───── SELECTED EXCERPT
On the issue of interest, counsel submitted that the defendant proposed an interest rate of 25% per annum from the date of filing of the suit until payment in full on all categories of payment. That the defendant had acquired a loan which he had to pay at a commercial rate.

The following are the issues for determination;

  1. What is the appropriate quantum of damages?

  2. What is the applicable rate of interest?

  3. Whether the defendant is entitled to costs.

I will resolve the issues the same order and headings.

Resolution of the issues;

Issue No.1: What is the appropriate quantum of damages?

The position of the law was restated in the case of Storms vs. Hutchison (1905) AC 515; Kampala District Land Board & George Mitala vs. Venansio Babweyana Civil Appeal No. 2 of 2007; that damages are the direct probable consequences of the act complained of. It may be a consequence due to loss of use, loss of profit, physical inconvenience, mental distress, pain and suffering. The test for the measure of damages was well stated in Assist (U) Ltd vs. Italian Asphault& Haulage & another HCCS No. 1291 of 1999 at page 35, that a party who suffers damage due to the wrongful act of another must be put in the position he or she would have been had he or she not suffered the loss or injury. In arriving at the quantum of damages, court is guided by the principle enunciated in the cases of Kibimba Rice Ltd. vs. Umar Salim, SCCA No.17 of 1992; and Uganda Commercial Bank v. Kigozi [2002] 1 EA. 305; that regard should be had of factors such as the economic/financial value of the subject matter, the inconvenience that a party was put through and the nature and extent of the injury or loss suffered.

It was also held in Takiya Kashwahiri & A’ nor v. Kajungu Denis, CACA No. 85 of 2011, that general damages should be compensatory in nature in that they should restore some satisfaction, as far as money can do it, to the injured plaintiff.

Applying the principles stated in the above decided case to facts of the instant case, the unrebutted evidence of the defendant clearly demonstrates that Government compulsorily acquired his for the plaintiff’s public purposes and leased the same to the plaintiff for 99 years. This was after the defendant had duly compensated all the squatters who were settled on the suit land, and graded the same in order to develop it into a hostel complex for students. The plaintiff filed the instant suit and obtained an order of a temporary injunction against the defendant restraining him from developing the suit land until final determination of the suit. This evidently occasioned economic and financial loss to the defendant.
──────────
───── ENTRIES SHOWN
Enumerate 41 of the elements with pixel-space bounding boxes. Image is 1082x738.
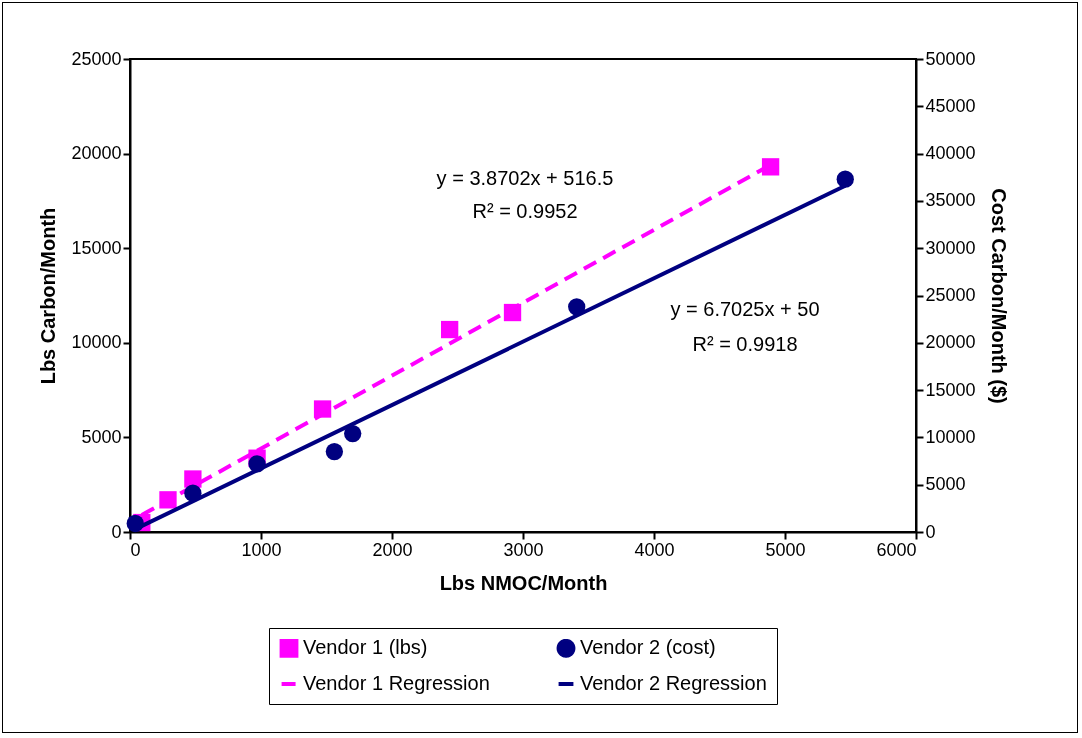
- y2-tick-label: 40000: [925, 143, 976, 164]
- y2-tick-label: 50000: [925, 48, 976, 69]
- annotation: R² = 0.9952: [472, 200, 578, 222]
- annotation: y = 3.8702x + 516.5: [436, 167, 614, 189]
- x-tick-label: 3000: [503, 539, 544, 560]
- legend-label: Vendor 2 (cost): [580, 636, 716, 659]
- y-tick-label: 25000: [71, 48, 122, 69]
- x-tick-label: 5000: [765, 539, 806, 560]
- y-tick-label: 15000: [71, 237, 122, 258]
- y2-tick-label: 5000: [925, 474, 966, 495]
- point: [440, 320, 459, 339]
- y2-tick-label: 15000: [925, 379, 976, 400]
- y2-tick-label: 45000: [925, 95, 976, 116]
- y2-tick-label: 35000: [925, 190, 976, 211]
- y-tick-label: 10000: [71, 332, 122, 353]
- x-tick-label: 4000: [634, 539, 675, 560]
- y2-tick-label: 30000: [925, 237, 976, 258]
- legend-label: Vendor 1 (lbs): [303, 636, 428, 659]
- legend-label: Vendor 2 Regression: [580, 672, 767, 694]
- y-tick-label: 20000: [71, 143, 122, 164]
- x-tick-label: 0: [130, 539, 141, 560]
- x-tick-label: 6000: [876, 539, 917, 560]
- y2-tick-label: 20000: [925, 332, 976, 353]
- y2-axis-title: Cost Carbon/Month ($): [987, 188, 1010, 404]
- annotation: R² = 0.9918: [692, 333, 798, 355]
- y2-tick-label: 0: [925, 521, 936, 542]
- legend-label: Vendor 1 Regression: [303, 672, 490, 694]
- annotation: y = 6.7025x + 50: [670, 298, 820, 320]
- y-tick-label: 5000: [81, 426, 122, 447]
- x-tick-label: 1000: [241, 539, 282, 560]
- y-axis-title: Lbs Carbon/Month: [37, 207, 60, 385]
- y2-tick-label: 25000: [925, 285, 976, 305]
- point: [344, 424, 362, 443]
- x-axis-title: Lbs NMOC/Month: [439, 571, 608, 594]
- y-tick-label: 0: [111, 521, 122, 542]
- x-tick-label: 2000: [372, 539, 413, 560]
- point: [184, 470, 202, 488]
- y2-tick-label: 10000: [925, 426, 976, 447]
- point: [325, 442, 344, 461]
- point: [761, 158, 780, 176]
- point: [836, 170, 854, 188]
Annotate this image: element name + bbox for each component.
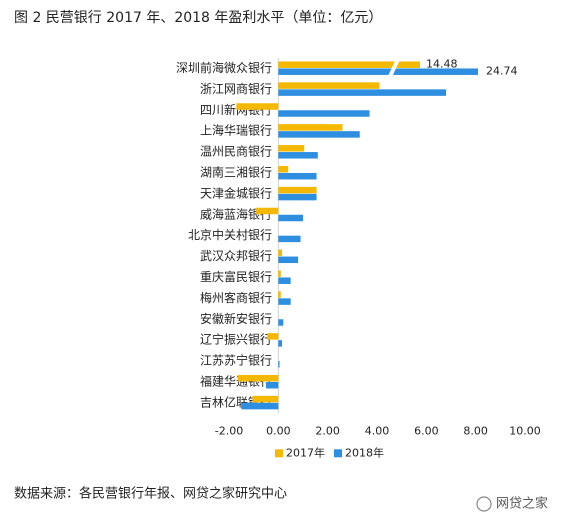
y-tick-label: 浙江网商银行 (200, 81, 272, 96)
y-tick-label: 梅州客商银行 (200, 290, 272, 305)
bar (278, 214, 303, 222)
value-label: 24.74 (486, 64, 518, 77)
bar (278, 340, 283, 347)
watermark: 网贷之家 (476, 496, 548, 512)
x-tick-label: 2.00 (315, 424, 340, 437)
bar (278, 131, 360, 138)
y-tick-label: 天津金城银行 (200, 185, 272, 200)
x-tick-label: -2.00 (215, 424, 243, 437)
bar (278, 249, 283, 257)
y-tick-label: 重庆富民银行 (200, 269, 272, 284)
bar (278, 319, 284, 326)
y-tick-label: 江苏苏宁银行 (200, 353, 272, 368)
bar (278, 61, 420, 68)
bar (278, 193, 317, 201)
bar (278, 256, 299, 264)
y-tick-label: 北京中关村银行 (188, 227, 272, 242)
y-tick-label: 上海华瑞银行 (200, 123, 272, 138)
x-tick-label: 10.00 (509, 424, 541, 437)
x-tick-label: 4.00 (365, 424, 390, 437)
bar (278, 235, 301, 243)
bar (278, 145, 305, 152)
y-tick-label: 安徽新安银行 (200, 311, 272, 326)
bar (252, 395, 279, 403)
y-tick-label: 湖南三湘银行 (200, 164, 272, 179)
bar (278, 165, 289, 173)
bar (236, 103, 279, 110)
bar (278, 124, 343, 131)
bar (278, 270, 281, 277)
legend-swatch (275, 449, 283, 458)
y-tick-label: 武汉众邦银行 (200, 249, 272, 263)
bar (278, 89, 447, 96)
y-tick-label: 威海蓝海银行 (200, 206, 272, 221)
bar (241, 402, 279, 410)
bar (278, 277, 291, 284)
bar (278, 82, 380, 89)
bar (267, 333, 279, 340)
y-tick-label: 温州民商银行 (200, 144, 272, 159)
bar (256, 207, 279, 215)
watermark-text: 网贷之家 (496, 496, 548, 512)
bar (278, 68, 478, 75)
y-tick-label: 深圳前海微众银行 (176, 60, 272, 75)
legend-label: 2018年 (345, 445, 384, 459)
x-tick-label: 6.00 (414, 424, 439, 437)
axis-break (388, 58, 400, 78)
legend-label: 2017年 (286, 445, 325, 459)
value-label: 14.48 (426, 57, 458, 70)
legend-swatch (334, 449, 342, 458)
bar (278, 110, 370, 117)
bar (278, 152, 318, 159)
bar (237, 374, 279, 382)
source-note: 数据来源：各民营银行年报、网贷之家研究中心 (14, 486, 287, 502)
bar (278, 186, 317, 194)
bar (266, 381, 279, 389)
x-tick-label: 0.00 (266, 424, 291, 437)
y-tick-label: 辽宁振兴银行 (200, 332, 272, 347)
chart-title: 图 2 民营银行 2017 年、2018 年盈利水平（单位：亿元） (14, 10, 382, 26)
bar (278, 298, 291, 305)
bar (278, 361, 280, 368)
x-tick-label: 8.00 (463, 424, 488, 437)
bar (278, 291, 281, 298)
bar (278, 172, 317, 180)
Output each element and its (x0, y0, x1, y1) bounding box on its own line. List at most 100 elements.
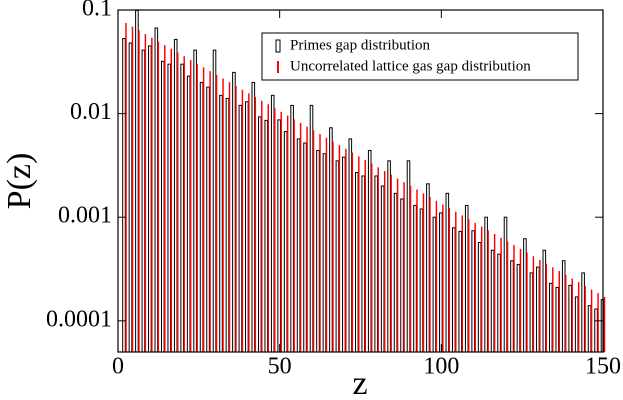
bar (532, 256, 535, 352)
bar (148, 45, 152, 353)
bar (228, 82, 231, 352)
bar (403, 182, 405, 352)
bar (212, 49, 217, 353)
x-tick-label: 50 (268, 354, 292, 380)
bar (206, 86, 210, 353)
bar (371, 163, 373, 352)
bar (241, 89, 244, 353)
bar (232, 71, 236, 353)
bar (477, 242, 482, 353)
bar (332, 141, 334, 352)
bar (267, 104, 269, 353)
bar (519, 248, 522, 352)
bar (390, 174, 392, 352)
bar (251, 81, 256, 353)
bar (135, 9, 139, 353)
bar (222, 78, 224, 352)
x-tick-label: 0 (112, 354, 124, 380)
bar (409, 185, 412, 352)
bar (574, 296, 579, 353)
bar (122, 38, 126, 353)
bar (497, 253, 501, 353)
bar (400, 198, 404, 353)
bar (419, 208, 424, 353)
bar (380, 185, 385, 353)
bar (458, 230, 463, 353)
bar (487, 230, 489, 352)
plot-frame (117, 9, 604, 353)
bar (215, 74, 218, 352)
bar (416, 189, 418, 352)
bar (270, 94, 275, 353)
bar (445, 192, 450, 353)
bar (277, 119, 281, 353)
bar (264, 119, 269, 353)
bar (367, 150, 372, 353)
bar (160, 60, 165, 353)
bar (322, 153, 327, 353)
bar (238, 104, 243, 353)
bar (539, 259, 541, 352)
bar (261, 100, 263, 353)
bar (435, 200, 438, 352)
bar (335, 160, 340, 353)
bar (274, 108, 276, 352)
bar (493, 233, 496, 352)
bar (516, 263, 521, 353)
bar (167, 63, 172, 353)
bar (568, 284, 572, 353)
bar (299, 122, 302, 352)
x-tick-label: 150 (585, 354, 621, 380)
bar (584, 285, 586, 352)
bar (348, 138, 353, 353)
bar (455, 211, 457, 352)
bar (280, 111, 282, 353)
legend-swatch (277, 61, 279, 73)
bar (183, 56, 185, 352)
bar (342, 156, 346, 353)
bar (248, 93, 250, 352)
bar (468, 219, 470, 352)
bar (293, 119, 295, 353)
bar (286, 115, 289, 352)
bar (128, 42, 133, 353)
bar (157, 41, 160, 352)
bar (290, 104, 294, 353)
bar (254, 96, 257, 352)
bar (474, 222, 476, 352)
bar (510, 260, 514, 353)
bar (413, 204, 417, 353)
legend-label: Primes gap distribution (290, 37, 430, 53)
bar (296, 138, 301, 353)
bar (354, 172, 359, 353)
bar (577, 282, 580, 352)
bar (406, 160, 411, 353)
bar (464, 204, 469, 353)
legend-label: Uncorrelated lattice gas gap distributio… (290, 58, 531, 74)
bar (364, 159, 366, 352)
bar (164, 45, 166, 352)
bar (154, 27, 159, 353)
y-tick-label: 0.0001 (46, 306, 112, 332)
bar (490, 249, 495, 353)
bar (306, 126, 308, 352)
bar (138, 30, 140, 352)
bar (151, 37, 153, 352)
bar (396, 178, 399, 352)
y-tick-label: 0.1 (82, 0, 112, 22)
y-axis-label: P(z) (1, 153, 38, 210)
bar (131, 26, 134, 353)
bar (283, 131, 288, 353)
bar (173, 38, 178, 353)
x-axis-label: z (352, 365, 367, 400)
bar (189, 60, 192, 353)
bar (144, 34, 147, 352)
bar (358, 156, 360, 352)
bar (571, 278, 573, 352)
legend-box (261, 32, 579, 81)
bar (442, 204, 444, 352)
bar (529, 272, 534, 353)
bar (561, 260, 566, 353)
bar (461, 215, 463, 352)
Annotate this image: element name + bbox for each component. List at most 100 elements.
──────────
■ THE TASKS ■
**a.** Write out the passage of the damages ruling between "On the issue" and "a commercial rate.", inclusive.
**b.** Extend the court ruling on damages and interest, starting right after its last sentence.

■ EXPECTED RESULTS ■
**a.**
On the issue of interest, counsel submitted that the defendant proposed an interest rate of 25% per annum from the date of filing of the suit until payment in full on all categories of payment. That the defendant had acquired a loan which he had to pay at a commercial rate.

**b.**
Further related to the above latter, the defendant adduced evidence that he lost great economic opportunity of developing his land. He had planned to construct a hostel which no doubt given the location of the suit land would earn him substantial amount of money in rent. The compulsory acquisition of the suit land by Government for the public purpose of the plaintiff essentially had a ripple effect of negative economic and financial proportions on the defendant. This is of course not to mention of the physical and psychological stress exerted on the defendant who as a businessman who ordinarily thrives primarily on business. This entitles that defendant to general damages commensurate to the damage and loss suffered. The plaintiff suggested Shs.50 million while the defendant proposed Shs. 500,000,000/= as general damages.

I find that the claim of Shs. 450,000,000/= by the defendant is backed by concrete evidence as opposed to the proposal of the plaintiff which was mainly premised on the argument the tax payer’s money is involved in payment of the value of the suit land and general damages. Court takes into account the unrebutted evidence of the defendant that he had already paid all the squatters on the suit land to the tune of Shs.25, 000,000/=. Further, he had graded the suit land, and that he was going to construct a hostel and restaurant that would fetch him a sum of money per year of approximately Shs.41,000,000/=. The suit land is located in a commercial-cum-institutional zone and is mainly surrounded by hostels and the Law Development Centre.

I have also taken into account the fact that the defendant who is the registered owner has not been using the suit land for over the last 12 years now owing to the order of temporary injunction against him that was issued at the instance of the plaintiff. Considering that the measure of damages is that sum of money which ought to put the party who has been injured, or who has suffered loss in the same position as he would have been if he had not sustained the loss, Shs. 500,000,000/= would be a fair and adequate recompense and I award the same amount as general damages to the defendant.

Issue No.2: What is the appropriate rate of interest?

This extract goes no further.